What to work on — Repeat each entry word for word. Leave any images out of the copy.

Supplied material —

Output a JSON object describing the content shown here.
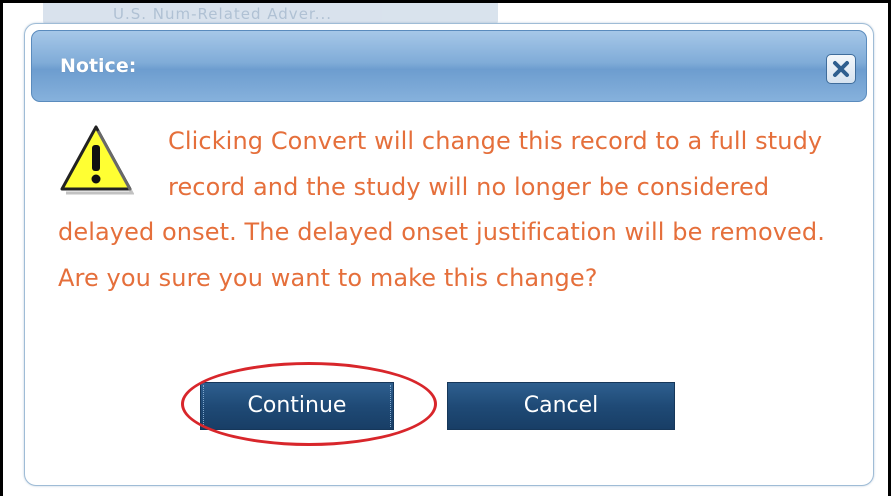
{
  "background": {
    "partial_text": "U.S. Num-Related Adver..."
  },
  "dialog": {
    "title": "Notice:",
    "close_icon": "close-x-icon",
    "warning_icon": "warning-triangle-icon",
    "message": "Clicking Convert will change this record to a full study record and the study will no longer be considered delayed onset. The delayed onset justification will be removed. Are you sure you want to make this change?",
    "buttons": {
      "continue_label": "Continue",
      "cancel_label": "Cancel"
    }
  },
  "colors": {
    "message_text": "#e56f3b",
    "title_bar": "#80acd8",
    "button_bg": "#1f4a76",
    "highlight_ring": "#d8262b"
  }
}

Solution —
Output a JSON object describing the content shown here.
{
  "background": {
    "partial_text": "U.S. Num-Related Adver..."
  },
  "dialog": {
    "title": "Notice:",
    "close_icon": "close-x-icon",
    "warning_icon": "warning-triangle-icon",
    "message": "Clicking Convert will change this record to a full study record and the study will no longer be considered delayed onset. The delayed onset justification will be removed. Are you sure you want to make this change?",
    "buttons": {
      "continue_label": "Continue",
      "cancel_label": "Cancel"
    }
  },
  "colors": {
    "message_text": "#e56f3b",
    "title_bar": "#80acd8",
    "button_bg": "#1f4a76",
    "highlight_ring": "#d8262b"
  }
}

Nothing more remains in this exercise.